Problem to solve:
Return all of the entries exactly as written.

Material to process:

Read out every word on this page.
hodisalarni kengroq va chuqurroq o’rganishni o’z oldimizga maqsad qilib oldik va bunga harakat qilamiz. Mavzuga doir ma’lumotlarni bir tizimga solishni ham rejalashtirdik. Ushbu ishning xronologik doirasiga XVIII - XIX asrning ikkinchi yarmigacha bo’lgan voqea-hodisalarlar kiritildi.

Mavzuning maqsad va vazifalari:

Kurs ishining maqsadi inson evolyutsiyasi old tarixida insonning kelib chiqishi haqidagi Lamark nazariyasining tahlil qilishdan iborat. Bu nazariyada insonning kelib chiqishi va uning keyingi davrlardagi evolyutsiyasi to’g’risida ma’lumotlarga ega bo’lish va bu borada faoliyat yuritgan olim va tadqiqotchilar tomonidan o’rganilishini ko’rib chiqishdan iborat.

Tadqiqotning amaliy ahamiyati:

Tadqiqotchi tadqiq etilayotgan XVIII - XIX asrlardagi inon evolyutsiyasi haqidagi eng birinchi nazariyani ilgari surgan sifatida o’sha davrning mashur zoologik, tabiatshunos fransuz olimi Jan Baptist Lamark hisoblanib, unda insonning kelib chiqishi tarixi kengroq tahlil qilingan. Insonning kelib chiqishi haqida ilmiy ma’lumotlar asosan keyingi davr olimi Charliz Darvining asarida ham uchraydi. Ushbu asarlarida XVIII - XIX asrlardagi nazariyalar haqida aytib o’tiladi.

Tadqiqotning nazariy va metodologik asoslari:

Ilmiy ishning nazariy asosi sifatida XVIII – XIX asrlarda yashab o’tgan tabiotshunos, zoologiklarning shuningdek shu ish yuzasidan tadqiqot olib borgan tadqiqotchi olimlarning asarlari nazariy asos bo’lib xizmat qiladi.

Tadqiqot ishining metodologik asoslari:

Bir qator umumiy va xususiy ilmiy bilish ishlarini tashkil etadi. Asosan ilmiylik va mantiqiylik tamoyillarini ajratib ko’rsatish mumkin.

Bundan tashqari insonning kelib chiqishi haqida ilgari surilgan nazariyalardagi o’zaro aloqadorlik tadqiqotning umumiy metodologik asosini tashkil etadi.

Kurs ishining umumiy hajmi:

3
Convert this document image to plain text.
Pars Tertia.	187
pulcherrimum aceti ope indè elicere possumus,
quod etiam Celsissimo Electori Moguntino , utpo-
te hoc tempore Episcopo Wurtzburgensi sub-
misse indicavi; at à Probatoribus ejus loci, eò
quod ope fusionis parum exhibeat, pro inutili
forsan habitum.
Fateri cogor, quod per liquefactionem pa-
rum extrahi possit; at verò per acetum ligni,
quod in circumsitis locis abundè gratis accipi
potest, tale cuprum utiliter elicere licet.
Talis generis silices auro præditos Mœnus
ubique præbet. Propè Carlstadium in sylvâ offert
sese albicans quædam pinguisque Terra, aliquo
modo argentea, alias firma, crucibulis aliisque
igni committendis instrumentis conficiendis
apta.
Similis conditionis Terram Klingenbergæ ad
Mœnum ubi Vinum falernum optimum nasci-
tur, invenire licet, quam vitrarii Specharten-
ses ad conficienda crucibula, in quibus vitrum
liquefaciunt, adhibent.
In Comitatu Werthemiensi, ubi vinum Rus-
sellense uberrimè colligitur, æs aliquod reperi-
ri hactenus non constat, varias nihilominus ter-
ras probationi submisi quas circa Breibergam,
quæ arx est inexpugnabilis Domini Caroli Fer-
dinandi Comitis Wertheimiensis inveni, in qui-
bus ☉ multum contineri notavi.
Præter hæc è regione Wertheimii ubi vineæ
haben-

Correct result:
Read out every word on this page.
hodisalarni kengroq va chuqurroq o’rganishni o’z oldimizga maqsad qilib oldik va bunga harakat qilamiz. Mavzuga doir ma’lumotlarni bir tizimga solishni ham rejalashtirdik. Ushbu ishning xronologik doirasiga XVIII - XIX asrning ikkinchi yarmigacha bo’lgan voqea-hodisalarlar kiritildi.

Mavzuning maqsad va vazifalari:

Kurs ishining maqsadi inson evolyutsiyasi old tarixida insonning kelib chiqishi haqidagi Lamark nazariyasining tahlil qilishdan iborat. Bu nazariyada insonning kelib chiqishi va uning keyingi davrlardagi evolyutsiyasi to’g’risida ma’lumotlarga ega bo’lish va bu borada faoliyat yuritgan olim va tadqiqotchilar tomonidan o’rganilishini ko’rib chiqishdan iborat.

Tadqiqotning amaliy ahamiyati:

Tadqiqotchi tadqiq etilayotgan XVIII - XIX asrlardagi inon evolyutsiyasi haqidagi eng birinchi nazariyani ilgari surgan sifatida o’sha davrning mashur zoologik, tabiatshunos fransuz olimi Jan Baptist Lamark hisoblanib, unda insonning kelib chiqishi tarixi kengroq tahlil qilingan. Insonning kelib chiqishi haqida ilmiy ma’lumotlar asosan keyingi davr olimi Charliz Darvining asarida ham uchraydi. Ushbu asarlarida XVIII - XIX asrlardagi nazariyalar haqida aytib o’tiladi.

Tadqiqotning nazariy va metodologik asoslari:

Ilmiy ishning nazariy asosi sifatida XVIII – XIX asrlarda yashab o’tgan tabiotshunos, zoologiklarning shuningdek shu ish yuzasidan tadqiqot olib borgan tadqiqotchi olimlarning asarlari nazariy asos bo’lib xizmat qiladi.

Tadqiqot ishining metodologik asoslari:

Bir qator umumiy va xususiy ilmiy bilish ishlarini tashkil etadi. Asosan ilmiylik va mantiqiylik tamoyillarini ajratib ko’rsatish mumkin.

Bundan tashqari insonning kelib chiqishi haqida ilgari surilgan nazariyalardagi o’zaro aloqadorlik tadqiqotning umumiy metodologik asosini tashkil etadi.

Kurs ishining umumiy hajmi:

3
Convert this document image to plain text.
Pars Tertia.	187
pulcherrimum aceti ope indè elicere possumus,
quod etiam Celsissimo Electori Moguntino , utpo-
te hoc tempore Episcopo Wurtzburgensi sub-
misse indicavi; at à Probatoribus ejus loci, eò
quod ope fusionis parum exhibeat, pro inutili
forsan habitum.
Fateri cogor, quod per liquefactionem pa-
rum extrahi possit; at verò per acetum ligni,
quod in circumsitis locis abundè gratis accipi
potest, tale cuprum utiliter elicere licet.
Talis generis silices auro præditos Mœnus
ubique præbet. Propè Carlstadium in sylvâ offert
sese albicans quædam pinguisque Terra, aliquo
modo argentea, alias firma, crucibulis aliisque
igni committendis instrumentis conficiendis
apta.
Similis conditionis Terram Klingenbergæ ad
Mœnum ubi Vinum falernum optimum nasci-
tur, invenire licet, quam vitrarii Specharten-
ses ad conficienda crucibula, in quibus vitrum
liquefaciunt, adhibent.
In Comitatu Werthemiensi, ubi vinum Rus-
sellense uberrimè colligitur, æs aliquod reperi-
ri hactenus non constat, varias nihilominus ter-
ras probationi submisi quas circa Breibergam,
quæ arx est inexpugnabilis Domini Caroli Fer-
dinandi Comitis Wertheimiensis inveni, in qui-
bus ☉ multum contineri notavi.
Præter hæc è regione Wertheimii ubi vineæ
haben-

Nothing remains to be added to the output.